▸ **Directive**
Every line that includes the word "SRMTID" is to be listed.

▸ **Extracted records**

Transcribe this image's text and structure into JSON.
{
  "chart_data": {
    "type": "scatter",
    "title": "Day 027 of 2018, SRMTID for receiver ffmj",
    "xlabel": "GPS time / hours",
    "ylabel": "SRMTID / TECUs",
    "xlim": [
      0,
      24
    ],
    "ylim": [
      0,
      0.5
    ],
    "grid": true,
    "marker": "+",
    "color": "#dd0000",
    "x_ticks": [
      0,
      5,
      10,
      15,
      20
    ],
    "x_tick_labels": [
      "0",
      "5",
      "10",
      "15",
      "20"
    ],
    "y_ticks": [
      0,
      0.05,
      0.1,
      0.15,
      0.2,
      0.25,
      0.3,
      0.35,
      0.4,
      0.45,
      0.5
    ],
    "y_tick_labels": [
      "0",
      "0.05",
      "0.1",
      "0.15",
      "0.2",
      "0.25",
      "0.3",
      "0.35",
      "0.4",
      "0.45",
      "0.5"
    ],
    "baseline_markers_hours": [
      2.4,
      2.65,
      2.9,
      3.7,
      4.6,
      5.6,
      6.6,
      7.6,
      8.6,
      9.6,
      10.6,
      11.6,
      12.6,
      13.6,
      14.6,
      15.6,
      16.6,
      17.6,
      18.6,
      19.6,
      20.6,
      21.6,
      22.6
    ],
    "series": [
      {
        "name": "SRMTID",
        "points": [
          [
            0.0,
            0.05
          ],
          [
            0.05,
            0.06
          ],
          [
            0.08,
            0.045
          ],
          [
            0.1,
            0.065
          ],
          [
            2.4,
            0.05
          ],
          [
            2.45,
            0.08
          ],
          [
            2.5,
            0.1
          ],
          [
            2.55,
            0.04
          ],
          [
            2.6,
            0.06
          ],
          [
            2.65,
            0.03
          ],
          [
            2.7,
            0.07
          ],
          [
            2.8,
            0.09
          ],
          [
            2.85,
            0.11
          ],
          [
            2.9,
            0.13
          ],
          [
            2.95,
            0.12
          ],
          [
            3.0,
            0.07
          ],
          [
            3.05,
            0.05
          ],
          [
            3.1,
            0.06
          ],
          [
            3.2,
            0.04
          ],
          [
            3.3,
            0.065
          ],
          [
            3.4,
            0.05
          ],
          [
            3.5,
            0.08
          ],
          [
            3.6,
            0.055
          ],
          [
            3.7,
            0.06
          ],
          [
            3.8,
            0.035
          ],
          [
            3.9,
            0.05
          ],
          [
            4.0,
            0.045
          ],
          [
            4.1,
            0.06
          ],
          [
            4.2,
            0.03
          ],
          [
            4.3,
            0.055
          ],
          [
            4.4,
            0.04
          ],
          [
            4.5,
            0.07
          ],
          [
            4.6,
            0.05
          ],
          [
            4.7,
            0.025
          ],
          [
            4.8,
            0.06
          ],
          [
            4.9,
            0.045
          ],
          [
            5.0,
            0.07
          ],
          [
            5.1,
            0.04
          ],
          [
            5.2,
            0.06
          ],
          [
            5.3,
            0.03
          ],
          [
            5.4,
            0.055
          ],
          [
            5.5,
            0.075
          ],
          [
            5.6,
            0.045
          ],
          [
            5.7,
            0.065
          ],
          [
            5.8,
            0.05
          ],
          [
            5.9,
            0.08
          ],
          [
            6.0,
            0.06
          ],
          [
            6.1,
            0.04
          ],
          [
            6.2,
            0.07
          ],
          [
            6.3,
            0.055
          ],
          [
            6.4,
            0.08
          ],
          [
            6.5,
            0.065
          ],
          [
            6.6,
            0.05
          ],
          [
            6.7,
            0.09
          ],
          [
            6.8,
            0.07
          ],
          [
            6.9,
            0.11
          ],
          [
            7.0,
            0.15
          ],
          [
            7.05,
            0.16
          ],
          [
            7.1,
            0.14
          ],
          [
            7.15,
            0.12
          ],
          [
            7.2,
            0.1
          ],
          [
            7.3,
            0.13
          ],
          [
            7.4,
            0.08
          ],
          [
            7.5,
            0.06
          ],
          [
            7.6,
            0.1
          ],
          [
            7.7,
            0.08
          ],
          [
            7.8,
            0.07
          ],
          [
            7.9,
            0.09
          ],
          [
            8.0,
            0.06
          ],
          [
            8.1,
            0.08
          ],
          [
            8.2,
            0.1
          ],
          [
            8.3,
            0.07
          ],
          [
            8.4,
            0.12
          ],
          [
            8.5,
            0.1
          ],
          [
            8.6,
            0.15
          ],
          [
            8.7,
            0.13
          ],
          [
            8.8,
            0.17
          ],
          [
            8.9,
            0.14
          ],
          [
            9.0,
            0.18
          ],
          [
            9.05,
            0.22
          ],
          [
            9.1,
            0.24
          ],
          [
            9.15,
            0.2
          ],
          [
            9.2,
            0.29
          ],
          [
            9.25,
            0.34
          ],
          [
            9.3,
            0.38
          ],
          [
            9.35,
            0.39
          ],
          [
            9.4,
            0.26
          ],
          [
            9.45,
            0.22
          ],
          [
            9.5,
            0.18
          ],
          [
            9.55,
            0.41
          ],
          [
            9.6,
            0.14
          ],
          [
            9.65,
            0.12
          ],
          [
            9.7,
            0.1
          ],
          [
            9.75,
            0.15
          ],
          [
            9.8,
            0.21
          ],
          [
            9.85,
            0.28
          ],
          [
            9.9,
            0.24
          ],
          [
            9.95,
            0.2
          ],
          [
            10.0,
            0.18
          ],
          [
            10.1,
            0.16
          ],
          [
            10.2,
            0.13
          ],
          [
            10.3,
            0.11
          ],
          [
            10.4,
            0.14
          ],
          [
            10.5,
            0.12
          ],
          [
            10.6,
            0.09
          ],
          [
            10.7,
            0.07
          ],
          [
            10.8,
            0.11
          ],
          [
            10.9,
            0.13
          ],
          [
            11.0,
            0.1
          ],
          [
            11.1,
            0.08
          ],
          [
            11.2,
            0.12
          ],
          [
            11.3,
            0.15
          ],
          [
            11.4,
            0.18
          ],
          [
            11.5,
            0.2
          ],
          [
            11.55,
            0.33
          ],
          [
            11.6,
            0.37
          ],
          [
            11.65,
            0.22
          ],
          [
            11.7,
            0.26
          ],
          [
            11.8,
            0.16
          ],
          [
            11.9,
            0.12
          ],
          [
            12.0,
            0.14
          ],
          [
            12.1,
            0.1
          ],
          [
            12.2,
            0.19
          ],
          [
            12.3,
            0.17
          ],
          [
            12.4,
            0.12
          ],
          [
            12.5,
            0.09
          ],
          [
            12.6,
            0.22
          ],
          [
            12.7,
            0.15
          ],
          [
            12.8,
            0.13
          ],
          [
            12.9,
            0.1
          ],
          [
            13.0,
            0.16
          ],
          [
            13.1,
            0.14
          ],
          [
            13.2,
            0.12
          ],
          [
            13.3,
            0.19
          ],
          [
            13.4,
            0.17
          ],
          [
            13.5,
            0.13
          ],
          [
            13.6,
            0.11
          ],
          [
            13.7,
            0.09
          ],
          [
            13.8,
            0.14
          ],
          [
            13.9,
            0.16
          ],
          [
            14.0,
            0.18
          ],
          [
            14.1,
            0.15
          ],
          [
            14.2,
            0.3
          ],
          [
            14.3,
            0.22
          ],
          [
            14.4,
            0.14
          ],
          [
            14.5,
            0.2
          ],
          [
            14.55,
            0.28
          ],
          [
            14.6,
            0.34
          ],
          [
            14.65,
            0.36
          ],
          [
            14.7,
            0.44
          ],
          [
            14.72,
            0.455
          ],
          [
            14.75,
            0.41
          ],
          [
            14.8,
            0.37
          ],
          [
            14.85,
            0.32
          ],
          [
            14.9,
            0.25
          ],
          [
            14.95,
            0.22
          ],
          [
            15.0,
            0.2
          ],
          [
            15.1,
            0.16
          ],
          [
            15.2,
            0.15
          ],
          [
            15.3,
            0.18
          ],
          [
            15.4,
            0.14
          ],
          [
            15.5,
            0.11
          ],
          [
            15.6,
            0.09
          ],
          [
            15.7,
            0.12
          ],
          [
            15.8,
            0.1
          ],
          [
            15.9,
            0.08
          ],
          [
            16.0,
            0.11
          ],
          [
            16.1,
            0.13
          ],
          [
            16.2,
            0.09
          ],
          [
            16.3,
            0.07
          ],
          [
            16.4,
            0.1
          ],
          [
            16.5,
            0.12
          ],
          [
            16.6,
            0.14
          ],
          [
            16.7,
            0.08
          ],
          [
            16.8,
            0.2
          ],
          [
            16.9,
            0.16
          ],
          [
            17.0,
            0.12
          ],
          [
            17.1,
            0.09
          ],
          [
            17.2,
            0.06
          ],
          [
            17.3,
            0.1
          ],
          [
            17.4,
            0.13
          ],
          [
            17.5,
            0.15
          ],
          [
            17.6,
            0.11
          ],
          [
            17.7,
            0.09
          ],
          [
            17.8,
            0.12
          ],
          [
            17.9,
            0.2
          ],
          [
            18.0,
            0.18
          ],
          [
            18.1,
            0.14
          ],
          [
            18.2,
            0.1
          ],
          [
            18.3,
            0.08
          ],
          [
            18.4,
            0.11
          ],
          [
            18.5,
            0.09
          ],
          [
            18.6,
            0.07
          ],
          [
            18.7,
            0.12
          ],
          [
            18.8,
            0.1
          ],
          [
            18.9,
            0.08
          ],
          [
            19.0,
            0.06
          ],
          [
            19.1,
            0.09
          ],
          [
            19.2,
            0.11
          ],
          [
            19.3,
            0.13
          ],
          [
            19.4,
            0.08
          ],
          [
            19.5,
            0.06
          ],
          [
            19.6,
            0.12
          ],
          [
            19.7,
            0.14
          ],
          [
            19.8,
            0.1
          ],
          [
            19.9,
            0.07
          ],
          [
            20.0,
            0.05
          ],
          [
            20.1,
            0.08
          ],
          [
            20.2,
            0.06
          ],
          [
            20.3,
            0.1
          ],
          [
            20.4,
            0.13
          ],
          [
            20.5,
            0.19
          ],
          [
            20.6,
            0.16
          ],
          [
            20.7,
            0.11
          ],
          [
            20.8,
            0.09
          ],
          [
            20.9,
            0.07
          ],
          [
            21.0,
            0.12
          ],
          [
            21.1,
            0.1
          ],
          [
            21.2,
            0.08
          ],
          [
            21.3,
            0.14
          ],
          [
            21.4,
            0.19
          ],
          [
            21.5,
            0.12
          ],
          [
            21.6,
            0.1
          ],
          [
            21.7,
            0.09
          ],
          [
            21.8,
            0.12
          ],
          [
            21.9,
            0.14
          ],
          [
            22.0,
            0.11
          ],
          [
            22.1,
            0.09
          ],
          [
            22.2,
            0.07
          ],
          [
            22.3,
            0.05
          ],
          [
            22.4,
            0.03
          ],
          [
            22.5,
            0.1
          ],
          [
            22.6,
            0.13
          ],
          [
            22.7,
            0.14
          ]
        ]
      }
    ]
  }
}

▸ **Output below**
    "title": "Day 027 of 2018, SRMTID for receiver ffmj",
    "ylabel": "SRMTID / TECUs",
        "name": "SRMTID",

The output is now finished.